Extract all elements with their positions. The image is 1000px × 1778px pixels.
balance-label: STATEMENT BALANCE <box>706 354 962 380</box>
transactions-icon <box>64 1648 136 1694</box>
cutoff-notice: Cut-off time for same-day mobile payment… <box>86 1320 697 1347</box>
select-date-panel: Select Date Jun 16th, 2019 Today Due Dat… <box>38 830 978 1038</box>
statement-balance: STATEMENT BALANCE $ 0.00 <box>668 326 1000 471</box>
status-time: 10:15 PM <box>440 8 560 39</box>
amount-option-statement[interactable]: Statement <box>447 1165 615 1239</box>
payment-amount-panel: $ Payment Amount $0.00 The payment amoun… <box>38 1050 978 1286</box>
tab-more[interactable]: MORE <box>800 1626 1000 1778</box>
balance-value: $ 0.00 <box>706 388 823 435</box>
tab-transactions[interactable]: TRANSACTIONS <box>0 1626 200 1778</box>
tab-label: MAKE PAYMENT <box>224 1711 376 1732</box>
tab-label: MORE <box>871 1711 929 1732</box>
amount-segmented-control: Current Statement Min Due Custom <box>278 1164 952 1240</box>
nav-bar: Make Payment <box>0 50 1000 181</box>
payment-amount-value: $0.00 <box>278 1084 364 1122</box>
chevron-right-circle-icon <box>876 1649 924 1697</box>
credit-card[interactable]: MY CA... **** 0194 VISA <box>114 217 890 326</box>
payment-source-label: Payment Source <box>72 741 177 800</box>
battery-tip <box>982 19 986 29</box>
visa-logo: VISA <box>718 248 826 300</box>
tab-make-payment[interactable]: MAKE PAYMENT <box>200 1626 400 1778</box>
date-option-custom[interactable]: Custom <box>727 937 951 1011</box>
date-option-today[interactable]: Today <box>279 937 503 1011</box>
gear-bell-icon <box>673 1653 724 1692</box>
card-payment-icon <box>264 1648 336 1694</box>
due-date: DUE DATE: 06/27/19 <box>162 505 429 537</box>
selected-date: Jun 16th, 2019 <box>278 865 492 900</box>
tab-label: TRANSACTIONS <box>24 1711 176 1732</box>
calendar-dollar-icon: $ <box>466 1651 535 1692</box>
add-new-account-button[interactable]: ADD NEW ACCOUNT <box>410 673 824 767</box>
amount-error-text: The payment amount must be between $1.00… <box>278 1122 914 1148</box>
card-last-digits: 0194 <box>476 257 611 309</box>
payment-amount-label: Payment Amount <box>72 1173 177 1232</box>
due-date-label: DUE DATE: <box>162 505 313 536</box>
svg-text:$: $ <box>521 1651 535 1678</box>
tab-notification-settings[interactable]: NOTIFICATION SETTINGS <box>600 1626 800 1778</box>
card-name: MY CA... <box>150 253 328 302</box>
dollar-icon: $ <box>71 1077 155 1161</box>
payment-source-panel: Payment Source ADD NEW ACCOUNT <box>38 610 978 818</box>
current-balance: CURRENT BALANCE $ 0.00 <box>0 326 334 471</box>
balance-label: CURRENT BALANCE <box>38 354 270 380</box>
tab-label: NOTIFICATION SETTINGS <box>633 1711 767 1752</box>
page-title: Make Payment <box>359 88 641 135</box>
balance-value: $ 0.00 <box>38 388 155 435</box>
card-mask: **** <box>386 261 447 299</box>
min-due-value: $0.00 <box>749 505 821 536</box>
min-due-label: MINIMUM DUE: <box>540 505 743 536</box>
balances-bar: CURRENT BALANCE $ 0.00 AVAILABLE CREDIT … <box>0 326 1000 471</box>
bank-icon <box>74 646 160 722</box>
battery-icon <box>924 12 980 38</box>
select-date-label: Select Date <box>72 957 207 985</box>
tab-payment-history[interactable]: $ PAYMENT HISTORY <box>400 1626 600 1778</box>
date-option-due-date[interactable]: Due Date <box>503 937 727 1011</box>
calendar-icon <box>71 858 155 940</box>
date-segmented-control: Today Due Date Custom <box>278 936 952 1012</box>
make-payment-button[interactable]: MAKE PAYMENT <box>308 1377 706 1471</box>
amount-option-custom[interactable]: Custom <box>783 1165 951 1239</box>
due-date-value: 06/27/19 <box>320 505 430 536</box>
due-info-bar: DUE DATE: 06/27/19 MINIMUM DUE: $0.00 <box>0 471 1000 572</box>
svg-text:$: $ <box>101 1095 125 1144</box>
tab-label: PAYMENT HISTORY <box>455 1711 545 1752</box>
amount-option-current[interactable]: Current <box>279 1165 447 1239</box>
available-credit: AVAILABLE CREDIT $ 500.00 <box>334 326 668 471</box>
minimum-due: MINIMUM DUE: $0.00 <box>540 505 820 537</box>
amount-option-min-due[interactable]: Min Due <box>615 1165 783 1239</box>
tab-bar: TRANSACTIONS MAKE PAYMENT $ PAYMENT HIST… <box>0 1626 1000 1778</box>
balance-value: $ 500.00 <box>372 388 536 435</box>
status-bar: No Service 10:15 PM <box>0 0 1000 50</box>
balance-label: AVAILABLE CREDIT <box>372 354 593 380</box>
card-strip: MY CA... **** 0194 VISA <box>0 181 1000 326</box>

**Direction:** Reproduce all of the data above, substituting "CREDIT REMAINING" for each occurrence of "AVAILABLE CREDIT" and leaving everything else as it is.

**Result for this exercise:**
Extract all elements with their positions. The image is 1000px × 1778px pixels.
balance-label: STATEMENT BALANCE <box>706 354 962 380</box>
transactions-icon <box>64 1648 136 1694</box>
cutoff-notice: Cut-off time for same-day mobile payment… <box>86 1320 697 1347</box>
select-date-panel: Select Date Jun 16th, 2019 Today Due Dat… <box>38 830 978 1038</box>
statement-balance: STATEMENT BALANCE $ 0.00 <box>668 326 1000 471</box>
status-time: 10:15 PM <box>440 8 560 39</box>
amount-option-statement[interactable]: Statement <box>447 1165 615 1239</box>
payment-amount-panel: $ Payment Amount $0.00 The payment amoun… <box>38 1050 978 1286</box>
tab-more[interactable]: MORE <box>800 1626 1000 1778</box>
balance-value: $ 0.00 <box>706 388 823 435</box>
tab-transactions[interactable]: TRANSACTIONS <box>0 1626 200 1778</box>
tab-label: MAKE PAYMENT <box>224 1711 376 1732</box>
tab-label: MORE <box>871 1711 929 1732</box>
amount-segmented-control: Current Statement Min Due Custom <box>278 1164 952 1240</box>
nav-bar: Make Payment <box>0 50 1000 181</box>
payment-amount-value: $0.00 <box>278 1084 364 1122</box>
chevron-right-circle-icon <box>876 1649 924 1697</box>
credit-card[interactable]: MY CA... **** 0194 VISA <box>114 217 890 326</box>
payment-source-label: Payment Source <box>72 741 177 800</box>
battery-tip <box>982 19 986 29</box>
visa-logo: VISA <box>718 248 826 300</box>
tab-make-payment[interactable]: MAKE PAYMENT <box>200 1626 400 1778</box>
date-option-custom[interactable]: Custom <box>727 937 951 1011</box>
date-option-today[interactable]: Today <box>279 937 503 1011</box>
gear-bell-icon <box>673 1653 724 1692</box>
card-payment-icon <box>264 1648 336 1694</box>
due-date: DUE DATE: 06/27/19 <box>162 505 429 537</box>
selected-date: Jun 16th, 2019 <box>278 865 492 900</box>
tab-label: TRANSACTIONS <box>24 1711 176 1732</box>
calendar-dollar-icon: $ <box>466 1651 535 1692</box>
add-new-account-button[interactable]: ADD NEW ACCOUNT <box>410 673 824 767</box>
amount-error-text: The payment amount must be between $1.00… <box>278 1122 914 1148</box>
card-last-digits: 0194 <box>476 257 611 309</box>
payment-amount-label: Payment Amount <box>72 1173 177 1232</box>
due-date-label: DUE DATE: <box>162 505 313 536</box>
svg-text:$: $ <box>521 1651 535 1678</box>
tab-notification-settings[interactable]: NOTIFICATION SETTINGS <box>600 1626 800 1778</box>
card-name: MY CA... <box>150 253 328 302</box>
dollar-icon: $ <box>71 1077 155 1161</box>
payment-source-panel: Payment Source ADD NEW ACCOUNT <box>38 610 978 818</box>
current-balance: CURRENT BALANCE $ 0.00 <box>0 326 334 471</box>
balance-label: CURRENT BALANCE <box>38 354 270 380</box>
tab-label: NOTIFICATION SETTINGS <box>633 1711 767 1752</box>
page-title: Make Payment <box>359 88 641 135</box>
balance-value: $ 0.00 <box>38 388 155 435</box>
card-mask: **** <box>386 261 447 299</box>
min-due-value: $0.00 <box>749 505 821 536</box>
min-due-label: MINIMUM DUE: <box>540 505 743 536</box>
balances-bar: CURRENT BALANCE $ 0.00 CREDIT REMAINING … <box>0 326 1000 471</box>
bank-icon <box>74 646 160 722</box>
battery-icon <box>924 12 980 38</box>
select-date-label: Select Date <box>72 957 207 985</box>
tab-payment-history[interactable]: $ PAYMENT HISTORY <box>400 1626 600 1778</box>
date-option-due-date[interactable]: Due Date <box>503 937 727 1011</box>
calendar-icon <box>71 858 155 940</box>
date-segmented-control: Today Due Date Custom <box>278 936 952 1012</box>
make-payment-button[interactable]: MAKE PAYMENT <box>308 1377 706 1471</box>
amount-option-custom[interactable]: Custom <box>783 1165 951 1239</box>
due-date-value: 06/27/19 <box>320 505 430 536</box>
due-info-bar: DUE DATE: 06/27/19 MINIMUM DUE: $0.00 <box>0 471 1000 572</box>
svg-text:$: $ <box>101 1095 125 1144</box>
tab-label: PAYMENT HISTORY <box>455 1711 545 1752</box>
amount-option-current[interactable]: Current <box>279 1165 447 1239</box>
available-credit: CREDIT REMAINING $ 500.00 <box>334 326 668 471</box>
minimum-due: MINIMUM DUE: $0.00 <box>540 505 820 537</box>
amount-option-min-due[interactable]: Min Due <box>615 1165 783 1239</box>
tab-bar: TRANSACTIONS MAKE PAYMENT $ PAYMENT HIST… <box>0 1626 1000 1778</box>
balance-value: $ 500.00 <box>372 388 536 435</box>
status-bar: No Service 10:15 PM <box>0 0 1000 50</box>
balance-label: CREDIT REMAINING <box>372 354 593 380</box>
card-strip: MY CA... **** 0194 VISA <box>0 181 1000 326</box>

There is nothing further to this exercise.